• _SET PROBLEM_
What is the number of lines that include the word "Посмотреть"? Provide only that figure.

• _DATASET_
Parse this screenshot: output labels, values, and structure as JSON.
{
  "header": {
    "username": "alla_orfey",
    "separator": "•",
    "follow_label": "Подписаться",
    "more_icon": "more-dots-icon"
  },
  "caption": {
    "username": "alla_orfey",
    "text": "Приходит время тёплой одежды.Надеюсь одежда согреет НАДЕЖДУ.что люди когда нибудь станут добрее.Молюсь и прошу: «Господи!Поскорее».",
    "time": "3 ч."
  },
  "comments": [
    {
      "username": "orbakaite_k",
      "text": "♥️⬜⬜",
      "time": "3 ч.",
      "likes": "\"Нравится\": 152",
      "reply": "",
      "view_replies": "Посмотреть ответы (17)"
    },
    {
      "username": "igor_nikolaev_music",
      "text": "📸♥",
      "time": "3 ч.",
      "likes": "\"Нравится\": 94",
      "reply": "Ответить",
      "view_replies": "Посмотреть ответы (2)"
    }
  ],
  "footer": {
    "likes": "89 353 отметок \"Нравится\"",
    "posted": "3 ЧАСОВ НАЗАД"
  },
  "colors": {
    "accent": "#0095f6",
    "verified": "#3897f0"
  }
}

• _ANSWER TO THE TASK_
2